▶ [Exercise]
Every record here should be printed again exactly.
▼▼▼
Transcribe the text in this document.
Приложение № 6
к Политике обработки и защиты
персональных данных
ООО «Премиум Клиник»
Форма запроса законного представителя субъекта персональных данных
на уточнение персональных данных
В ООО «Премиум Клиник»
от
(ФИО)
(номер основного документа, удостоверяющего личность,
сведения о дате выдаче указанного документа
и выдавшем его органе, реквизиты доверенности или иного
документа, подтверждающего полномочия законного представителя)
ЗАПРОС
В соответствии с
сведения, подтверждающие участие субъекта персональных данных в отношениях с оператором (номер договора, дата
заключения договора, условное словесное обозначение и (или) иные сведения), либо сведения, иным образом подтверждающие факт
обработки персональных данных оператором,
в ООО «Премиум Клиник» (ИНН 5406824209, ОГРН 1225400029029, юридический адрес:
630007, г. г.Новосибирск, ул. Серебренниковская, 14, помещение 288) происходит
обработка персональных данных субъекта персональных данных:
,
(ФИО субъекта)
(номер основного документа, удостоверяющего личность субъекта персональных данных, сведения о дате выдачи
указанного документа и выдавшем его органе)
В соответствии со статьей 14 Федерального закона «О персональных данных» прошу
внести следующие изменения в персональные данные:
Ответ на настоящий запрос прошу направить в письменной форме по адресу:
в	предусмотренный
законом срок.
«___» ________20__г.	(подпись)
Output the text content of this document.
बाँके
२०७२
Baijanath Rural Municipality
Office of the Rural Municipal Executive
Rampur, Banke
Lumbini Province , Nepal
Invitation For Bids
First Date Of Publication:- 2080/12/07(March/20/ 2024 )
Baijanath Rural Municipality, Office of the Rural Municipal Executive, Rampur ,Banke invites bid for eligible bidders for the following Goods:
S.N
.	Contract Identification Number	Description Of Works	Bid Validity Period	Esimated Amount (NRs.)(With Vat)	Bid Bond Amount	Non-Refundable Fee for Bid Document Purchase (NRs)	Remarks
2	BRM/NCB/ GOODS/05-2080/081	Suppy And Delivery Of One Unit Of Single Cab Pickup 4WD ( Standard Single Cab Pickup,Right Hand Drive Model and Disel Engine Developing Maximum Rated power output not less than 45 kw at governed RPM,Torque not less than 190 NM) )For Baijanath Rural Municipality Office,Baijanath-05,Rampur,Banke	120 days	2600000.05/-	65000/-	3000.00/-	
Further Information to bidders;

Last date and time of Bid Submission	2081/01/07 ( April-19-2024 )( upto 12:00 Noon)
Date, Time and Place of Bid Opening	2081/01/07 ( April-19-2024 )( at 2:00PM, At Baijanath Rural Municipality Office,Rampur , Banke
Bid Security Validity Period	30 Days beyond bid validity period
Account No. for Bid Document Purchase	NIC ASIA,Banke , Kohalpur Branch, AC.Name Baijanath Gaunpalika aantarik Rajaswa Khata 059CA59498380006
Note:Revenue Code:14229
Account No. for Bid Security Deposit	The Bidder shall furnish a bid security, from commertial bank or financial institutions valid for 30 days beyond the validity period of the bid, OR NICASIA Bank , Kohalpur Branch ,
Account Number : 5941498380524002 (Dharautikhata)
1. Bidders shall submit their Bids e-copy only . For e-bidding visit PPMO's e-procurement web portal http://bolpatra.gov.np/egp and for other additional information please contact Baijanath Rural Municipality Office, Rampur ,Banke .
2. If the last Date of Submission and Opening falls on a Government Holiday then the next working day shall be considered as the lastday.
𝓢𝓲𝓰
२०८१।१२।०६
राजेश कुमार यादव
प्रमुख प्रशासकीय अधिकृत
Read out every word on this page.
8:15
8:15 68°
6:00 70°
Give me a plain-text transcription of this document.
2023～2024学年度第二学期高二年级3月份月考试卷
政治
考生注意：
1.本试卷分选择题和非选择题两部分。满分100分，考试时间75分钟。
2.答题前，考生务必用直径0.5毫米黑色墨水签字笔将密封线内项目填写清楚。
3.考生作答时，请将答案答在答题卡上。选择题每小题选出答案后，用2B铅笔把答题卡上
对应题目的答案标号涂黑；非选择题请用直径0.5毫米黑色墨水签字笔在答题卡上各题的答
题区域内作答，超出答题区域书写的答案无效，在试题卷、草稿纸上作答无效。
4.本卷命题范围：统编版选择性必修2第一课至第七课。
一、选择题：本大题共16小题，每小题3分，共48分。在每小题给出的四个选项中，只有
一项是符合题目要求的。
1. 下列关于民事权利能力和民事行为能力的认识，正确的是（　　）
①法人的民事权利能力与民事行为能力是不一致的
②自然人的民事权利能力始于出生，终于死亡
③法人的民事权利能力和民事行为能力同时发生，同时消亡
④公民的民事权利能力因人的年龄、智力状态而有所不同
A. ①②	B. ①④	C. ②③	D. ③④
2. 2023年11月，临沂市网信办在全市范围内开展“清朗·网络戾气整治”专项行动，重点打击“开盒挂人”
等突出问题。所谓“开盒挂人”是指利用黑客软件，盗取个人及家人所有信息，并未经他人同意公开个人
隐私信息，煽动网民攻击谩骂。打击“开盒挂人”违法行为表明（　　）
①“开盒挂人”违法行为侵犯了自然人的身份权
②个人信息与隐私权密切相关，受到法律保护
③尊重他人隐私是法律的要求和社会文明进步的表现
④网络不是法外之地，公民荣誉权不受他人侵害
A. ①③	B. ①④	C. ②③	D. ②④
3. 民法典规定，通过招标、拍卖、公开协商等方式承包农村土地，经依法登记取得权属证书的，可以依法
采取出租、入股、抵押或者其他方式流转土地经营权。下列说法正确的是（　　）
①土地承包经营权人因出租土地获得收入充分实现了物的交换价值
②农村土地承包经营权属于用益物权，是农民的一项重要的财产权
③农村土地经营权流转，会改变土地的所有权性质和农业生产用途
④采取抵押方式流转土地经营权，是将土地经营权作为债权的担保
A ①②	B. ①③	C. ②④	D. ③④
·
▲▲▲
▶ [Exercise answer]
Transcribe the text in this document.
Приложение № 6
к Политике обработки и защиты
персональных данных
ООО «Премиум Клиник»
Форма запроса законного представителя субъекта персональных данных
на уточнение персональных данных
В ООО «Премиум Клиник»
от
(ФИО)
(номер основного документа, удостоверяющего личность,
сведения о дате выдаче указанного документа
и выдавшем его органе, реквизиты доверенности или иного
документа, подтверждающего полномочия законного представителя)
ЗАПРОС
В соответствии с
сведения, подтверждающие участие субъекта персональных данных в отношениях с оператором (номер договора, дата
заключения договора, условное словесное обозначение и (или) иные сведения), либо сведения, иным образом подтверждающие факт
обработки персональных данных оператором,
в ООО «Премиум Клиник» (ИНН 5406824209, ОГРН 1225400029029, юридический адрес:
630007, г. г.Новосибирск, ул. Серебренниковская, 14, помещение 288) происходит
обработка персональных данных субъекта персональных данных:
,
(ФИО субъекта)
(номер основного документа, удостоверяющего личность субъекта персональных данных, сведения о дате выдачи
указанного документа и выдавшем его органе)
В соответствии со статьей 14 Федерального закона «О персональных данных» прошу
внести следующие изменения в персональные данные:
Ответ на настоящий запрос прошу направить в письменной форме по адресу:
в	предусмотренный
законом срок.
«___» ________20__г.	(подпись)
Output the text content of this document.
बाँके
२०७२
Baijanath Rural Municipality
Office of the Rural Municipal Executive
Rampur, Banke
Lumbini Province , Nepal
Invitation For Bids
First Date Of Publication:- 2080/12/07(March/20/ 2024 )
Baijanath Rural Municipality, Office of the Rural Municipal Executive, Rampur ,Banke invites bid for eligible bidders for the following Goods:
S.N
.	Contract Identification Number	Description Of Works	Bid Validity Period	Esimated Amount (NRs.)(With Vat)	Bid Bond Amount	Non-Refundable Fee for Bid Document Purchase (NRs)	Remarks
2	BRM/NCB/ GOODS/05-2080/081	Suppy And Delivery Of One Unit Of Single Cab Pickup 4WD ( Standard Single Cab Pickup,Right Hand Drive Model and Disel Engine Developing Maximum Rated power output not less than 45 kw at governed RPM,Torque not less than 190 NM) )For Baijanath Rural Municipality Office,Baijanath-05,Rampur,Banke	120 days	2600000.05/-	65000/-	3000.00/-	
Further Information to bidders;

Last date and time of Bid Submission	2081/01/07 ( April-19-2024 )( upto 12:00 Noon)
Date, Time and Place of Bid Opening	2081/01/07 ( April-19-2024 )( at 2:00PM, At Baijanath Rural Municipality Office,Rampur , Banke
Bid Security Validity Period	30 Days beyond bid validity period
Account No. for Bid Document Purchase	NIC ASIA,Banke , Kohalpur Branch, AC.Name Baijanath Gaunpalika aantarik Rajaswa Khata 059CA59498380006
Note:Revenue Code:14229
Account No. for Bid Security Deposit	The Bidder shall furnish a bid security, from commertial bank or financial institutions valid for 30 days beyond the validity period of the bid, OR NICASIA Bank , Kohalpur Branch ,
Account Number : 5941498380524002 (Dharautikhata)
1. Bidders shall submit their Bids e-copy only . For e-bidding visit PPMO's e-procurement web portal http://bolpatra.gov.np/egp and for other additional information please contact Baijanath Rural Municipality Office, Rampur ,Banke .
2. If the last Date of Submission and Opening falls on a Government Holiday then the next working day shall be considered as the lastday.
𝓢𝓲𝓰
२०८१।१२।०६
राजेश कुमार यादव
प्रमुख प्रशासकीय अधिकृत
Read out every word on this page.
8:15
8:15 68°
6:00 70°
Give me a plain-text transcription of this document.
2023～2024学年度第二学期高二年级3月份月考试卷
政治
考生注意：
1.本试卷分选择题和非选择题两部分。满分100分，考试时间75分钟。
2.答题前，考生务必用直径0.5毫米黑色墨水签字笔将密封线内项目填写清楚。
3.考生作答时，请将答案答在答题卡上。选择题每小题选出答案后，用2B铅笔把答题卡上
对应题目的答案标号涂黑；非选择题请用直径0.5毫米黑色墨水签字笔在答题卡上各题的答
题区域内作答，超出答题区域书写的答案无效，在试题卷、草稿纸上作答无效。
4.本卷命题范围：统编版选择性必修2第一课至第七课。
一、选择题：本大题共16小题，每小题3分，共48分。在每小题给出的四个选项中，只有
一项是符合题目要求的。
1. 下列关于民事权利能力和民事行为能力的认识，正确的是（　　）
①法人的民事权利能力与民事行为能力是不一致的
②自然人的民事权利能力始于出生，终于死亡
③法人的民事权利能力和民事行为能力同时发生，同时消亡
④公民的民事权利能力因人的年龄、智力状态而有所不同
A. ①②	B. ①④	C. ②③	D. ③④
2. 2023年11月，临沂市网信办在全市范围内开展“清朗·网络戾气整治”专项行动，重点打击“开盒挂人”
等突出问题。所谓“开盒挂人”是指利用黑客软件，盗取个人及家人所有信息，并未经他人同意公开个人
隐私信息，煽动网民攻击谩骂。打击“开盒挂人”违法行为表明（　　）
①“开盒挂人”违法行为侵犯了自然人的身份权
②个人信息与隐私权密切相关，受到法律保护
③尊重他人隐私是法律的要求和社会文明进步的表现
④网络不是法外之地，公民荣誉权不受他人侵害
A. ①③	B. ①④	C. ②③	D. ②④
3. 民法典规定，通过招标、拍卖、公开协商等方式承包农村土地，经依法登记取得权属证书的，可以依法
采取出租、入股、抵押或者其他方式流转土地经营权。下列说法正确的是（　　）
①土地承包经营权人因出租土地获得收入充分实现了物的交换价值
②农村土地承包经营权属于用益物权，是农民的一项重要的财产权
③农村土地经营权流转，会改变土地的所有权性质和农业生产用途
④采取抵押方式流转土地经营权，是将土地经营权作为债权的担保
A ①②	B. ①③	C. ②④	D. ③④
·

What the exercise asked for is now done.